» **Entries supplied**
%%

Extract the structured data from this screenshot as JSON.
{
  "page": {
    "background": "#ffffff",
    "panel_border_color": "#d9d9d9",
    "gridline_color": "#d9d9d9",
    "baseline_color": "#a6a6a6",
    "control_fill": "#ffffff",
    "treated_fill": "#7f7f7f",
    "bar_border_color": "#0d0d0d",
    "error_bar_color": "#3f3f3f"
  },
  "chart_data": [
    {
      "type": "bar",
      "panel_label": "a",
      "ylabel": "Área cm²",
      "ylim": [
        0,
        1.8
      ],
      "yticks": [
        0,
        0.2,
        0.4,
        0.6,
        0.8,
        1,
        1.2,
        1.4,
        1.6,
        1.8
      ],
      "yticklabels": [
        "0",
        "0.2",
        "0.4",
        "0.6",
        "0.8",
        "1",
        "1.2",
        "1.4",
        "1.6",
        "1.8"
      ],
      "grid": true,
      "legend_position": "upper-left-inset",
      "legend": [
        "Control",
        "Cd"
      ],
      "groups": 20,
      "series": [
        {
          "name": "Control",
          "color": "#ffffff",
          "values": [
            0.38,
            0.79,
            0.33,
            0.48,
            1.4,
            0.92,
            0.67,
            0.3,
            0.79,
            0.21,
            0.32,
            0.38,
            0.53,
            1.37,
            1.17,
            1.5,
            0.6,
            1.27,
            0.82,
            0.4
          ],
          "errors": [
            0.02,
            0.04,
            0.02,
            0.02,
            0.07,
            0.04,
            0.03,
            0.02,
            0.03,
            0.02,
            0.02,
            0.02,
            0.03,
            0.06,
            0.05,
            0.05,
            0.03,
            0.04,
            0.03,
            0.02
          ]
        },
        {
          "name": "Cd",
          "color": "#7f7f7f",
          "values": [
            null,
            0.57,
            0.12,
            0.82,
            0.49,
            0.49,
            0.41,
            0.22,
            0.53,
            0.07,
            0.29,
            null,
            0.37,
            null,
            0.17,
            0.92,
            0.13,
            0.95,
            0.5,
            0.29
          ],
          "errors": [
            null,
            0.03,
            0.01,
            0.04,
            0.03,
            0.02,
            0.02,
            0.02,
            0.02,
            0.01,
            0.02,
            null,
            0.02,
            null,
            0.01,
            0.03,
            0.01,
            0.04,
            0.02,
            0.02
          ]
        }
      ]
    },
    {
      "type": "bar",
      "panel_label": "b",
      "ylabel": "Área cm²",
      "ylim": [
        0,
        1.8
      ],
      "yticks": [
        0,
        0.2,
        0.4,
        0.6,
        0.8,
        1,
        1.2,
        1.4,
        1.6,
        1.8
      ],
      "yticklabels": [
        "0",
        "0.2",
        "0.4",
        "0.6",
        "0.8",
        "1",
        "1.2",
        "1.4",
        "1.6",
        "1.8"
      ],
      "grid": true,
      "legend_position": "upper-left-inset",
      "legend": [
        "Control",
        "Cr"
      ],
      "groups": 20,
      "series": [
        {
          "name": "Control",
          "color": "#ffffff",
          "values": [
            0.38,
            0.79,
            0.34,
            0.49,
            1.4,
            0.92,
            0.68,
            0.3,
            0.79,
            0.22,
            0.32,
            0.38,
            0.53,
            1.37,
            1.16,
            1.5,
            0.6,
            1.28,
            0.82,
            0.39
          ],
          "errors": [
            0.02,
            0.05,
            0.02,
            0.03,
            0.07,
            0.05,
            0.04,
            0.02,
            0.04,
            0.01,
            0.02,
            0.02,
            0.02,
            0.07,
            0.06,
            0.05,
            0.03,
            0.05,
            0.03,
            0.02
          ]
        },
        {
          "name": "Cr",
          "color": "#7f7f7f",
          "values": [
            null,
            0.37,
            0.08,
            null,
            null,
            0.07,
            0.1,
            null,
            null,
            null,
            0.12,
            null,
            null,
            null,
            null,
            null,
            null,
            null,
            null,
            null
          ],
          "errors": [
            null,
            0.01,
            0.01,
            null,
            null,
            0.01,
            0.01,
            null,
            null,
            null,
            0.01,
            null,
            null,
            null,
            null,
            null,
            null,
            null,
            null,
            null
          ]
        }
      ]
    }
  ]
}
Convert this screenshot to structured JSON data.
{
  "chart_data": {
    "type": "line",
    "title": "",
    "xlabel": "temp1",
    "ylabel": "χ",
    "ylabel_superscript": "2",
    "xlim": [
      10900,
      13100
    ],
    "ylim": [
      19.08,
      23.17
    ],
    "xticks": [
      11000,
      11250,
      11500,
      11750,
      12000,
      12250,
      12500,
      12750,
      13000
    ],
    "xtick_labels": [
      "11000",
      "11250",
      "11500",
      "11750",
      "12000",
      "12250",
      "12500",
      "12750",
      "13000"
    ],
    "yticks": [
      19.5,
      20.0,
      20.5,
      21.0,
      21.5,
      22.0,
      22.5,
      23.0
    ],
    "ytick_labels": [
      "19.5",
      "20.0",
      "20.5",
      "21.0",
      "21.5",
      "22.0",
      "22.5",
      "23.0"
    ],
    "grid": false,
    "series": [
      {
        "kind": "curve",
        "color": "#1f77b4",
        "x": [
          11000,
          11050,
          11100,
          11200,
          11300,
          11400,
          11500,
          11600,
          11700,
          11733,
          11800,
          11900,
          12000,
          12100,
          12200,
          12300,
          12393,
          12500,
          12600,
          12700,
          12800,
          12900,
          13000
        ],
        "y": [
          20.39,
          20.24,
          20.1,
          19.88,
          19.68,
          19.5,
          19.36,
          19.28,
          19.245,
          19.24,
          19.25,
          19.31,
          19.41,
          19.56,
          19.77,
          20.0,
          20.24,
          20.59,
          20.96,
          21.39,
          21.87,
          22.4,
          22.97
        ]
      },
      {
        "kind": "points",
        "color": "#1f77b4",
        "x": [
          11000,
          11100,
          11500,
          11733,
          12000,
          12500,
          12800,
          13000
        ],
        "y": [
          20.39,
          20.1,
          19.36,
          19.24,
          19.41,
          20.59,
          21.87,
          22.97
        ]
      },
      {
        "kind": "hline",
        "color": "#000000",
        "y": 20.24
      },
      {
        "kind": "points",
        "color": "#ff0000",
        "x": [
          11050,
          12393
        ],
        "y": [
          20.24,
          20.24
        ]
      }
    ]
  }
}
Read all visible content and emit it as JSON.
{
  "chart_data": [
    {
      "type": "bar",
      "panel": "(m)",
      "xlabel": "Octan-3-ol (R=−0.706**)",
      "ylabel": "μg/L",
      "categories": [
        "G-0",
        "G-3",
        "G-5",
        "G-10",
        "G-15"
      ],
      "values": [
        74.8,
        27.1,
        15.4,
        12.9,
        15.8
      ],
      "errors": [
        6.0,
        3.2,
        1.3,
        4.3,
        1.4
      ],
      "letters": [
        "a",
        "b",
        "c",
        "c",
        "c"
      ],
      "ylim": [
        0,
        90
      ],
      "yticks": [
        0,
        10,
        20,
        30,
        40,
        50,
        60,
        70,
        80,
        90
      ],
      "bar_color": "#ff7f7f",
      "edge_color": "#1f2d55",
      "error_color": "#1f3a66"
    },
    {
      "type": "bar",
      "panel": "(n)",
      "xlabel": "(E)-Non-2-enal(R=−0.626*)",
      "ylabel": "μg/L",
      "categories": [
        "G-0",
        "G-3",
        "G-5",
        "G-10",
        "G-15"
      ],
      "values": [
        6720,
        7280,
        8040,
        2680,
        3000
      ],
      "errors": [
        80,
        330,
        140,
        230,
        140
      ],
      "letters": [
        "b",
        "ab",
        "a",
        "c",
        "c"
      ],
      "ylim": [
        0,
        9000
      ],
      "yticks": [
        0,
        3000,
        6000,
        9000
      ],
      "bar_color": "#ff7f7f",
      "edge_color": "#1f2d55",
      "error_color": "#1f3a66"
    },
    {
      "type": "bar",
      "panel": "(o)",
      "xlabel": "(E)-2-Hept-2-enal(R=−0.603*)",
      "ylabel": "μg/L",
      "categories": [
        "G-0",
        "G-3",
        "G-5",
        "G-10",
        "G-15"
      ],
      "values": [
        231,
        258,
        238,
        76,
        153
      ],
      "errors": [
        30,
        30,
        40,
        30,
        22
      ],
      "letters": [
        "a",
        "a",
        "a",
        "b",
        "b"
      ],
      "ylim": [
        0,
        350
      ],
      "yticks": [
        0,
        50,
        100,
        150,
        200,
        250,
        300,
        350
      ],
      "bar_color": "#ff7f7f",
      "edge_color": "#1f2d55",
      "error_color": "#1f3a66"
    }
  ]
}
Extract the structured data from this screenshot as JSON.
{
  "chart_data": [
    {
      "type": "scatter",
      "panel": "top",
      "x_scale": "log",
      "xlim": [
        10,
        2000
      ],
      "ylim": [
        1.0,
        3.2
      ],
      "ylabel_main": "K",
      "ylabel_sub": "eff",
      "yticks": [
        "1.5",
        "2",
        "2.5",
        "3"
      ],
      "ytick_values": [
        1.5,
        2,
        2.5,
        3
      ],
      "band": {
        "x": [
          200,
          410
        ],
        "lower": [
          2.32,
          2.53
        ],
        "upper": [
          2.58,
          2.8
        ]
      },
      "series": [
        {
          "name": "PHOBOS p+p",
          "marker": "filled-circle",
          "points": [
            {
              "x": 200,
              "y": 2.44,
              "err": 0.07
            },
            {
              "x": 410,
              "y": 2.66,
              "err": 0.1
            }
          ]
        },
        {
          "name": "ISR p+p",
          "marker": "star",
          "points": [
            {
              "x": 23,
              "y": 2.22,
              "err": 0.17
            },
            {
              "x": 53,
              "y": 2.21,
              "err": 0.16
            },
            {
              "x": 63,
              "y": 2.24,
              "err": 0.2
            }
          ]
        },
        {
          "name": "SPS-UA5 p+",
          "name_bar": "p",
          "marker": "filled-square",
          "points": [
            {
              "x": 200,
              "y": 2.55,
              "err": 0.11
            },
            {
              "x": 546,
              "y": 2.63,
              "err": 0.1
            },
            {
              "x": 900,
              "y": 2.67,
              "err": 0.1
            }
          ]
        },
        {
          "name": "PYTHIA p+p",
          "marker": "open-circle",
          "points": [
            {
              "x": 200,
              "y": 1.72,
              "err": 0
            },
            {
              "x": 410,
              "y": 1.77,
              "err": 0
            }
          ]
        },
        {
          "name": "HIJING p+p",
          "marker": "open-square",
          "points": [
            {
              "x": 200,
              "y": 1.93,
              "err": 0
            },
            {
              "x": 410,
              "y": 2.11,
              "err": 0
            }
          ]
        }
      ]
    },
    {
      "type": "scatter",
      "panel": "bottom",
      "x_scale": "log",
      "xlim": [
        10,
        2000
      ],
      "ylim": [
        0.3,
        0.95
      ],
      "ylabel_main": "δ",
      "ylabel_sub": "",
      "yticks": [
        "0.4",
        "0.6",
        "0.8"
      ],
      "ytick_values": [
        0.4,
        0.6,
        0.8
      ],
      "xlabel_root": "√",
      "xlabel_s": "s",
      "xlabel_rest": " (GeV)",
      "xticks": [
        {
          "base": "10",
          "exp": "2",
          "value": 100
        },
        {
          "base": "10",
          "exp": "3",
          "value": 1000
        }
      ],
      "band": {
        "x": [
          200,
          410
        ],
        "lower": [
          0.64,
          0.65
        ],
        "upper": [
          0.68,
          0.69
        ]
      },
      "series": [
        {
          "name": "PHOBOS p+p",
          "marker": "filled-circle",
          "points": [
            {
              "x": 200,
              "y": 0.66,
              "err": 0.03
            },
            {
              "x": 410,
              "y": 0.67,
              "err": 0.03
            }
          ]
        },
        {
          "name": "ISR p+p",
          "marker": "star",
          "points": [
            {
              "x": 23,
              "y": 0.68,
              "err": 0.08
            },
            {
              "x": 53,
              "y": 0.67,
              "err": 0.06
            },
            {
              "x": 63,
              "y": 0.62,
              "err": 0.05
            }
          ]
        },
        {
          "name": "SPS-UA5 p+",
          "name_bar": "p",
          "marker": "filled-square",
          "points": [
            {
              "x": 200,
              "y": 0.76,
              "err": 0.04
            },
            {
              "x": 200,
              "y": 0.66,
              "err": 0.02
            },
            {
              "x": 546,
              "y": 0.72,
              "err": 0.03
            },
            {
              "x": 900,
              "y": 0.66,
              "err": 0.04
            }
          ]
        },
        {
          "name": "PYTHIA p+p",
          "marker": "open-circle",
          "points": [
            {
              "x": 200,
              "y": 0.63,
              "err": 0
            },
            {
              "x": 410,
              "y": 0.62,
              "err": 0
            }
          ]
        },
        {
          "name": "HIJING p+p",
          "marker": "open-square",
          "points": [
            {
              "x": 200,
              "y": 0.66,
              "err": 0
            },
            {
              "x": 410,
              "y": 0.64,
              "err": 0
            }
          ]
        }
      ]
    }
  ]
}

%%

» **Directive**
From the records above, pull out each line that has "kind".

» **Response to the exercise**
        "kind": "curve",
        "kind": "points",
        "kind": "hline",
        "kind": "points",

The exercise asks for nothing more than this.